[begin Supplied material]

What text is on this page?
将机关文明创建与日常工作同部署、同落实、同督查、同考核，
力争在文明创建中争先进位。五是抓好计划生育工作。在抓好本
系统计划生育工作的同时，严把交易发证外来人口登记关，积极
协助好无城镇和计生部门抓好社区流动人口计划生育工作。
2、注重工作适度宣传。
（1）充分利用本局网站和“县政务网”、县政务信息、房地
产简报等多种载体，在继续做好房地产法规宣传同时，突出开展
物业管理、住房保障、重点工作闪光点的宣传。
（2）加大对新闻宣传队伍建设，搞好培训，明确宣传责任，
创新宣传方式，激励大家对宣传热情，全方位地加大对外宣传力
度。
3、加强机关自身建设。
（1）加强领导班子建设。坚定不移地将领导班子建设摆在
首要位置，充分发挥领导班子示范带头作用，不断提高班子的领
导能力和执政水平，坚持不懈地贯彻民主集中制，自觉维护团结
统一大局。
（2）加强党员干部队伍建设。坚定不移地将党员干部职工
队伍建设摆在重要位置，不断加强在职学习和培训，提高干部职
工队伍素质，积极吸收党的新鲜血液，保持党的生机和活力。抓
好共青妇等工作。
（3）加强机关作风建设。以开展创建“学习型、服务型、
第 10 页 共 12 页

[end Supplied material]

### What the task asks
Reproduce the listing in full. Keep it exactly as written.

### Correct response
What text is on this page?
将机关文明创建与日常工作同部署、同落实、同督查、同考核，
力争在文明创建中争先进位。五是抓好计划生育工作。在抓好本
系统计划生育工作的同时，严把交易发证外来人口登记关，积极
协助好无城镇和计生部门抓好社区流动人口计划生育工作。
2、注重工作适度宣传。
（1）充分利用本局网站和“县政务网”、县政务信息、房地
产简报等多种载体，在继续做好房地产法规宣传同时，突出开展
物业管理、住房保障、重点工作闪光点的宣传。
（2）加大对新闻宣传队伍建设，搞好培训，明确宣传责任，
创新宣传方式，激励大家对宣传热情，全方位地加大对外宣传力
度。
3、加强机关自身建设。
（1）加强领导班子建设。坚定不移地将领导班子建设摆在
首要位置，充分发挥领导班子示范带头作用，不断提高班子的领
导能力和执政水平，坚持不懈地贯彻民主集中制，自觉维护团结
统一大局。
（2）加强党员干部队伍建设。坚定不移地将党员干部职工
队伍建设摆在重要位置，不断加强在职学习和培训，提高干部职
工队伍素质，积极吸收党的新鲜血液，保持党的生机和活力。抓
好共青妇等工作。
（3）加强机关作风建设。以开展创建“学习型、服务型、
第 10 页 共 12 页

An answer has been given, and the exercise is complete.